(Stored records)
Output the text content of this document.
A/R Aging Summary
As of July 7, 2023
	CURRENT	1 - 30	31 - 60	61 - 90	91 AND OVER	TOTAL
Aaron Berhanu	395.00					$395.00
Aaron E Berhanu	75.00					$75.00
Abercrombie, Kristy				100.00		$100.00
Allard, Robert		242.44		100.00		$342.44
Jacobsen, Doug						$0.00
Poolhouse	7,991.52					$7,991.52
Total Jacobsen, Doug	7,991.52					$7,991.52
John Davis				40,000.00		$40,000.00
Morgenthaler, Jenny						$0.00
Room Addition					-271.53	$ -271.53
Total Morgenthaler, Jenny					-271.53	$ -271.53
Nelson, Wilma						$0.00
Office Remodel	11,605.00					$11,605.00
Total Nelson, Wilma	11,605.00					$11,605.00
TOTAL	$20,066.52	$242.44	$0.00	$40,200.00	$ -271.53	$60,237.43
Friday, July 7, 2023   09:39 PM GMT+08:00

Objective ::
Above are the records; retype every one exactly.

Task answer ::
Output the text content of this document.
A/R Aging Summary
As of July 7, 2023
	CURRENT	1 - 30	31 - 60	61 - 90	91 AND OVER	TOTAL
Aaron Berhanu	395.00					$395.00
Aaron E Berhanu	75.00					$75.00
Abercrombie, Kristy				100.00		$100.00
Allard, Robert		242.44		100.00		$342.44
Jacobsen, Doug						$0.00
Poolhouse	7,991.52					$7,991.52
Total Jacobsen, Doug	7,991.52					$7,991.52
John Davis				40,000.00		$40,000.00
Morgenthaler, Jenny						$0.00
Room Addition					-271.53	$ -271.53
Total Morgenthaler, Jenny					-271.53	$ -271.53
Nelson, Wilma						$0.00
Office Remodel	11,605.00					$11,605.00
Total Nelson, Wilma	11,605.00					$11,605.00
TOTAL	$20,066.52	$242.44	$0.00	$40,200.00	$ -271.53	$60,237.43
Friday, July 7, 2023   09:39 PM GMT+08:00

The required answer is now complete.